DOCUMENT SECTION:
Aesthetic Life is an expansive study of the concept of feminine beauty and of the bijin (beauty or beautiful person) in Meiji literature. Arguing that Meiji [End Page 536] authors treated the concepts of beauty, Japan, art (in the broader sense of media, including literature), and women as interrelated problems in the late nineteenth and early twentieth centuries, Miya Elise Mizuta Lippit traces the bijin (a term that in the modern period applied almost exclusively to women) through literary works, journalistic essays, pictures, and ephemera such as postcards and photographs. Seven chapters underscore feminine beauty as a subject of central symbolic importance if not national obsession in literature and thought from the 1880s through the end of the Meiji period. The author begins by considering Meiji Japanese consciousness of mid- to late nineteenth-century Western fantasies about Japanese women. It shows how by 1889 Japanese writers began to define the bijin as "a woman perfect in spirit and appearance," a prognosis that assumed mastery of both "Western morality" and "old morality."1 From roughly this date onward, the works of critics, novelists, magazine and newspaper writers, department store and advertisement copy writers, and others reflected a flurry of activity to articulate the characteristics of the bijin.

As Tomi Suzuki has written, "In the mid-1880s, both the 'reform of fiction' and the 'reform of women' began to be discussed seriously and widely."2 Aesthetic Life gathers a diverse range of literary and popular writing to show that these discourses were not merely occurring in parallel but were deeply intertwined. Magazines and advertisements marketed to women, massreproduced pictorial or photographic idols and advertisements directed toward men, and literary novels and short stories addressing both sexes show that the bijin, like the Western Orientalist construct of the "geisha girl" analyzed in chapters 1–2, was a leitmotif that stretched beyond discourses of femininity. The quest to define the bijin was part of the broader Meiji search for new ideals which sought to define or redefine almost every aspect of national customs, beliefs, and cultural forms. In seeking to understand why the bijin was so pervasive, the book points to the many literary and visual constructs, starting with those from the West, whereby idealized images of women also functioned as articulations of an ideal Japan, past, present, and future. The discourse on women and bijin in this sense transcended the sphere of gender. Even so, gender is nonetheless essential to understanding how women—in particular, women defined as visually enticing—were objectified to the extent that they could serve as stand-ins for the nation.

MATERIAL PROVIDED:
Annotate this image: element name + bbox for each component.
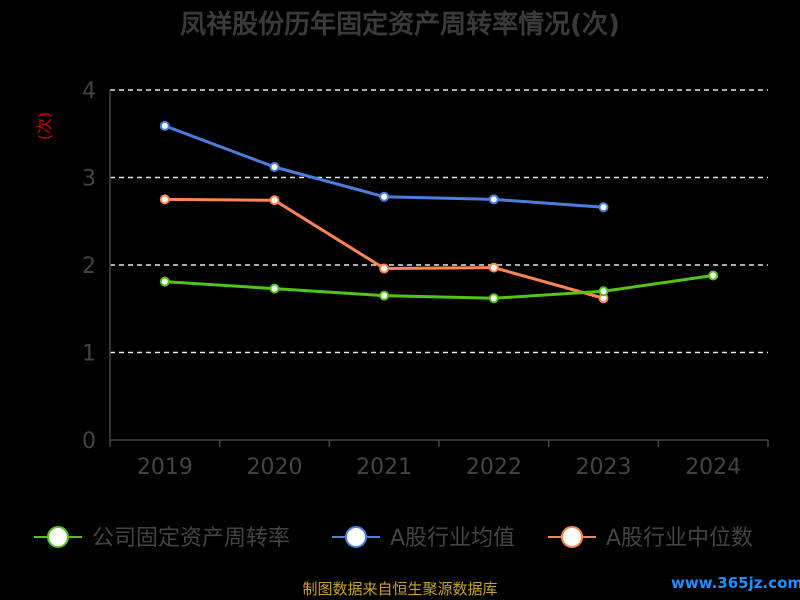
axes [109,90,769,447]
legend-label: A股行业均值 [390,526,515,551]
legend-marker [345,526,367,548]
grid-lines [110,89,768,354]
x-tick-label: 2024 [685,455,741,480]
data-point [159,194,170,205]
data-point [379,290,390,301]
series-group [159,120,719,304]
data-point [488,293,499,304]
y-axis-unit: (次) [35,112,54,141]
y-tick-label: 4 [82,79,96,104]
data-point [379,191,390,202]
series-line [164,274,714,300]
legend[interactable]: 公司固定资产周转率 A股行业均值 A股行业中位数 [34,526,753,551]
x-tick-label: 2023 [576,455,632,480]
source-note: 制图数据来自恒生聚源数据库 [302,580,497,598]
data-point [488,194,499,205]
x-tick-label: 2020 [247,455,303,480]
y-tick-label: 1 [82,342,96,367]
data-point [159,120,170,131]
watermark: www.365jz.com [671,574,800,592]
x-tick-label: 2019 [137,455,193,480]
legend-marker [561,526,583,548]
data-point [159,276,170,287]
y-tick-label: 3 [82,167,96,192]
y-tick-label: 0 [82,429,96,454]
data-point [708,270,719,281]
x-tick-label: 2021 [356,455,412,480]
legend-label: 公司固定资产周转率 [92,526,290,551]
data-point [598,202,609,213]
y-tick-label: 2 [82,254,96,279]
data-point [488,262,499,273]
series-line [164,197,604,300]
legend-label: A股行业中位数 [606,526,753,551]
data-point [269,162,280,172]
data-point [379,263,390,274]
legend-marker [47,526,69,548]
data-point [598,286,609,297]
data-point [269,283,280,294]
chart-title: 凤祥股份历年固定资产周转率情况(次) [180,9,620,40]
tick-labels: 0 1 2 3 4 2019 2020 2021 2022 2023 2024 [82,79,741,480]
data-point [269,195,280,206]
x-tick-label: 2022 [466,455,522,480]
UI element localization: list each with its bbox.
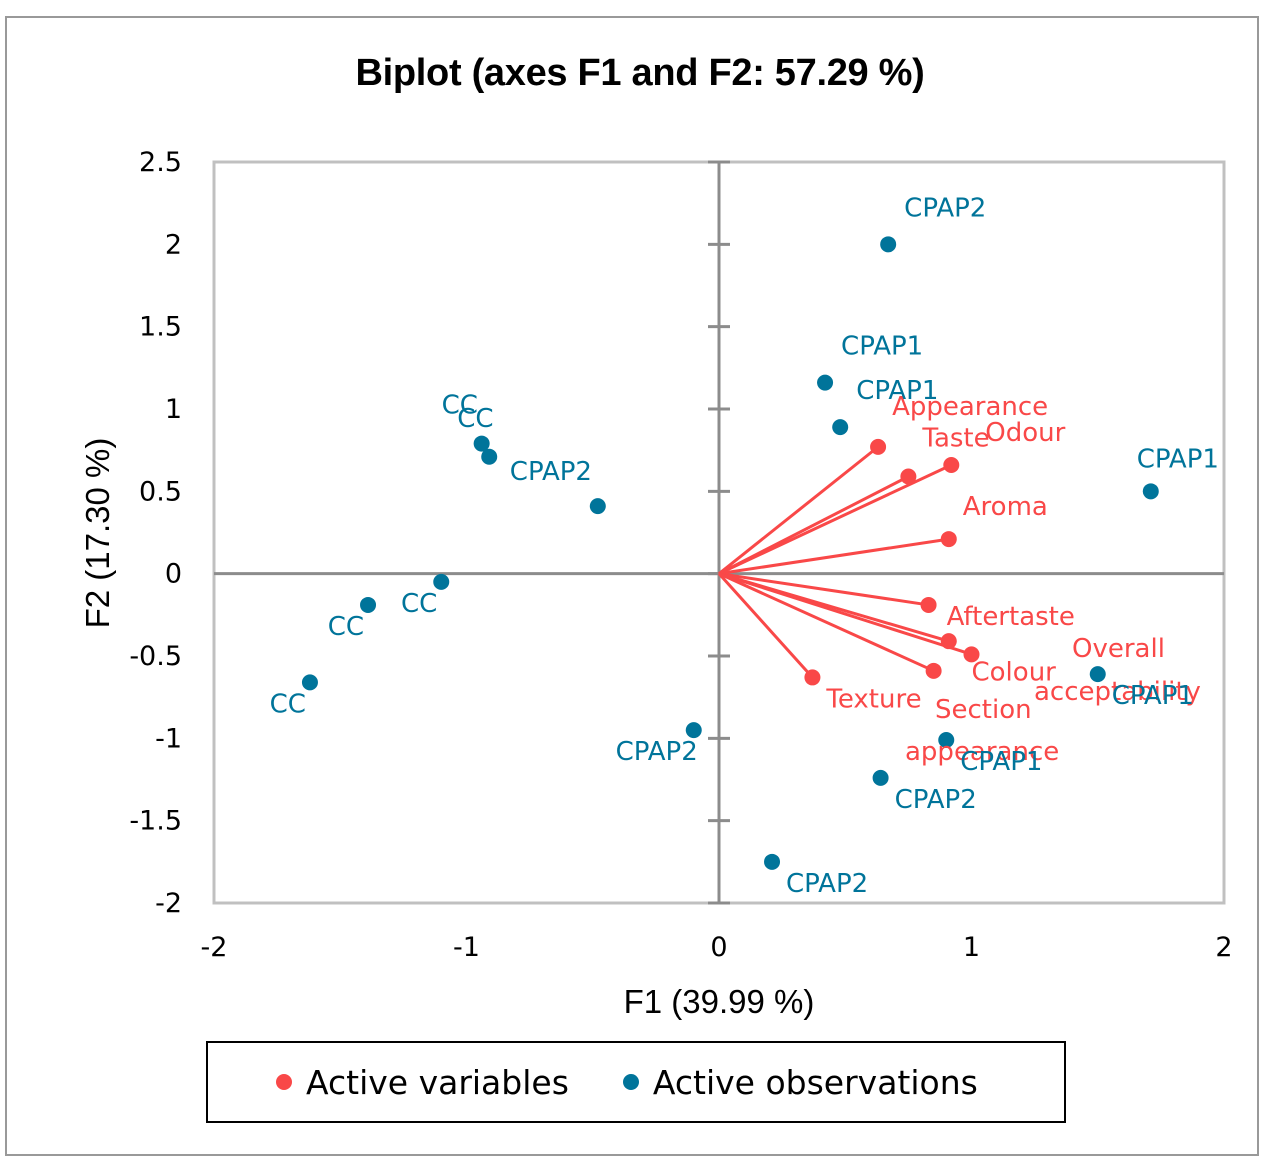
variable-point (963, 646, 980, 663)
observation-label: CC (328, 612, 364, 642)
variable-label: Texture (825, 684, 921, 714)
observation-point (832, 419, 849, 436)
variable-point (925, 662, 942, 679)
observation-label: CC (457, 404, 493, 434)
x-tick-label: -2 (201, 932, 228, 963)
observation-label: CC (270, 689, 306, 719)
y-tick-label: 2 (165, 229, 182, 260)
chart-title: Biplot (axes F1 and F2: 57.29 %) (355, 52, 925, 94)
variable-vector (718, 572, 935, 673)
legend-label-variables: Active variables (306, 1062, 569, 1102)
observation-label: CPAP2 (786, 869, 868, 899)
x-tick-label: 0 (710, 932, 727, 963)
observation-point (817, 374, 834, 391)
variable-label: Section (935, 695, 1032, 725)
observation-label: CPAP1 (841, 332, 923, 362)
variable-point (943, 456, 960, 473)
observation-point (473, 435, 490, 452)
variable-point (870, 438, 887, 455)
variable-label: Overall (1072, 634, 1165, 664)
observation-point (481, 448, 498, 465)
y-tick-label: 0 (165, 559, 182, 590)
observation-point (1089, 666, 1106, 683)
variable-label: Colour (972, 657, 1057, 687)
variable-vector (718, 463, 952, 576)
observation-point (433, 573, 450, 590)
variable-point (940, 531, 957, 548)
legend-label-observations: Active observations (652, 1062, 978, 1102)
legend-marker-variables (276, 1074, 292, 1090)
legend-marker-observations (622, 1074, 639, 1090)
variable-vector (718, 572, 972, 656)
observation-point (685, 722, 702, 739)
observation-point (764, 853, 781, 870)
y-tick-label: -0.5 (129, 641, 182, 672)
observation-label: CPAP2 (510, 457, 592, 487)
y-tick-label: -2 (155, 888, 182, 919)
variable-vector (717, 572, 814, 679)
y-tick-label: 2.5 (139, 147, 182, 178)
observation-label: CC (401, 589, 437, 619)
axes-layer: 2.5 2 1.5 1 0.5 0 -0.5 -1 -1.5 -2 -2 -1 0 1 2 (129, 147, 1232, 963)
observation-label: CPAP2 (895, 785, 977, 815)
observation-point (360, 596, 377, 613)
observation-label: CPAP2 (904, 193, 986, 223)
variable-label: appearance (905, 737, 1059, 767)
observation-point (872, 769, 889, 786)
x-tick-label: -1 (453, 932, 480, 963)
variable-point (900, 468, 917, 485)
variable-point (804, 669, 821, 686)
observation-label: CPAP2 (616, 737, 698, 767)
variable-point (920, 596, 937, 613)
y-tick-label: -1.5 (129, 806, 182, 837)
variable-vector (718, 537, 949, 576)
y-tick-label: -1 (155, 723, 182, 754)
y-tick-label: 1.5 (139, 312, 182, 343)
variable-label: Odour (985, 418, 1065, 448)
observation-points (301, 236, 1159, 870)
observation-label: CPAP1 (856, 376, 938, 406)
observation-label: CPAP1 (1112, 681, 1194, 711)
observation-label: CC (442, 391, 478, 421)
variable-vector (718, 572, 929, 607)
observation-label: CPAP1 (1137, 444, 1219, 474)
observation-point (301, 674, 318, 691)
variable-vectors (717, 438, 980, 686)
variable-label: Appearance (892, 392, 1048, 422)
variable-label: Aftertaste (947, 602, 1075, 632)
y-tick-label: 0.5 (139, 476, 182, 507)
y-tick-label: 1 (165, 394, 182, 425)
x-tick-label: 2 (1215, 932, 1232, 963)
x-axis-title: F1 (39.99 %) (623, 983, 815, 1020)
variable-vector (718, 445, 880, 575)
variable-label: Taste (921, 424, 989, 454)
observation-label: CPAP1 (960, 747, 1042, 777)
variable-label: acceptability (1034, 677, 1201, 707)
legend: Active variables Active observations (206, 1041, 1066, 1123)
observation-point (880, 236, 897, 253)
observation-point (589, 498, 606, 515)
y-axis-title: F2 (17.30 %) (79, 437, 116, 629)
legend-item-variables: Active variables (276, 1063, 569, 1102)
observation-point (938, 731, 955, 748)
legend-item-observations: Active observations (622, 1062, 978, 1102)
variable-label: Aroma (963, 492, 1048, 522)
observation-point (1142, 483, 1159, 500)
x-tick-label: 1 (963, 932, 980, 963)
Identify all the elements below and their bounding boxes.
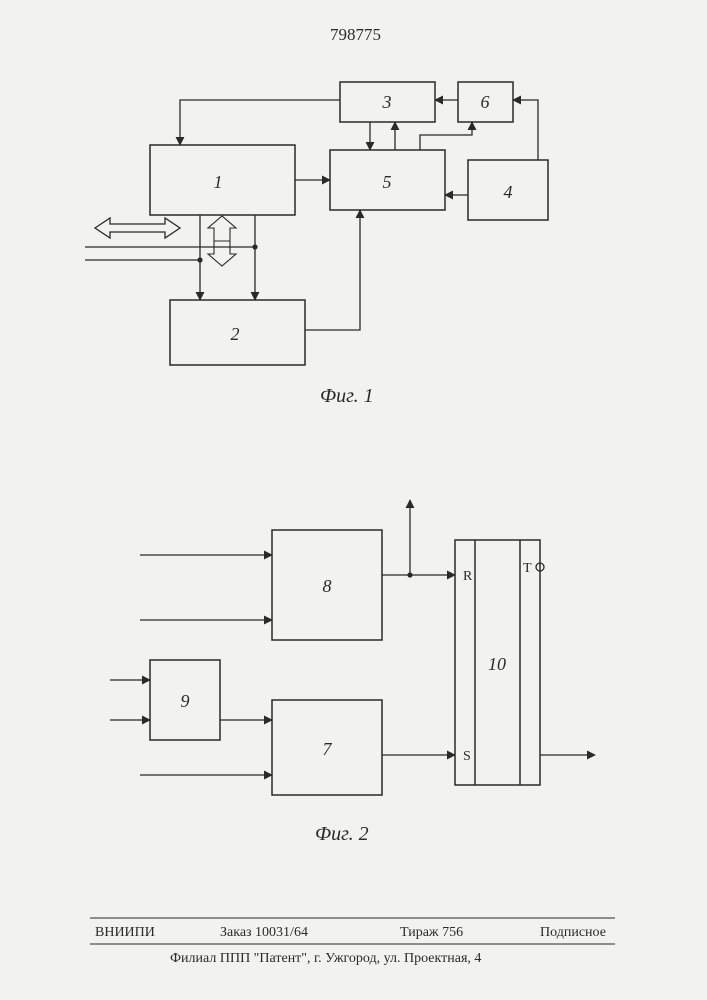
block-1 (150, 145, 295, 215)
block-2-label: 2 (231, 324, 240, 344)
double-arrow-icon (95, 216, 236, 266)
pin-S: S (463, 749, 471, 764)
pin-T: T (523, 561, 532, 576)
block-10-label: 10 (488, 654, 506, 674)
block-7-label: 7 (323, 739, 333, 759)
block-3-label: 3 (382, 92, 392, 112)
footer-sub: Подписное (540, 925, 606, 940)
block-6-label: 6 (481, 92, 490, 112)
block-8-label: 8 (323, 576, 332, 596)
fig1-caption: Фиг. 1 (320, 385, 374, 407)
page: 798775 1 2 3 4 5 6 (0, 0, 707, 1000)
page-number: 798775 (330, 25, 381, 44)
wire-3-to-1 (180, 100, 340, 145)
block-5-label: 5 (383, 172, 392, 192)
footer-order: Заказ 10031/64 (220, 925, 308, 940)
pin-R: R (463, 569, 473, 584)
wire-4-to-6 (513, 100, 538, 160)
block-9-label: 9 (181, 691, 190, 711)
footer-line2: Филиал ППП "Патент", г. Ужгород, ул. Про… (170, 951, 481, 966)
fig1: 1 2 3 4 5 6 (85, 82, 548, 407)
block-1-label: 1 (214, 172, 223, 192)
footer-tirazh: Тираж 756 (400, 925, 463, 940)
block-4-label: 4 (504, 182, 513, 202)
footer: ВНИИПИ Заказ 10031/64 Тираж 756 Подписно… (90, 918, 615, 966)
fig2-caption: Фиг. 2 (315, 823, 369, 845)
footer-org: ВНИИПИ (95, 925, 155, 940)
fig2: 8 7 9 10 R S T Фиг. 2 (110, 500, 595, 845)
wire-2-to-5 (305, 210, 360, 330)
wire-5-to-6 (420, 122, 472, 150)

TASK LIST:
1. In the passage on Meiji ideals of feminine beauty, how had Japanese writers begun to define the bijin by 1889?
2. Carry on the passage on Meiji ideals of feminine beauty, starting after its last sentence.
The listing is separate material and has no connection to the passage on Meiji ideals of feminine beauty.

ANSWERS PROVIDED:
1. They defined the bijin as "a woman perfect in spirit and appearance."

2.
In her first two chapters, Lippit emphasizes that nineteenth-century European and U.S. writers established the "geisha girl" in particular and "Japanese women" in general as literary and cultural figures that facilitated [End Page 537] the Western objectivization and trivialization of Japan as a feminized object of Orientalist male enjoyment. In doing so, these writers were engaging in an already established trope whereby Western Orientalist representations of the East simultaneously asserted fantasies of the West's dominance over the East together with "fantasies of men's limitless power to enjoy the bodies of women."3 It is well established that the hegemonic attitude of Europe and the United States toward Japan and Asia, which led in art to "interpretations of Japanese perception and expression as childlike," also invited the Western feminization of Japan as another means of expressing and emphasizing Euro-American dominance and masculinity.4 The rhetorical device of the work of art (such as a painting, photograph, or sculpture) concretized the arrangement by visualizing the literal objectivization of Japan and of Japanese women, doubling the image of masculine Western appropriation of the feminine Japan.

In Aesthetic Life, we see Japanese authors inherit and at times speak back to the Western Orientalist discourse of a feminized Japan. However, we almost never hear how women readers and writers in Japan intersected with this discourse...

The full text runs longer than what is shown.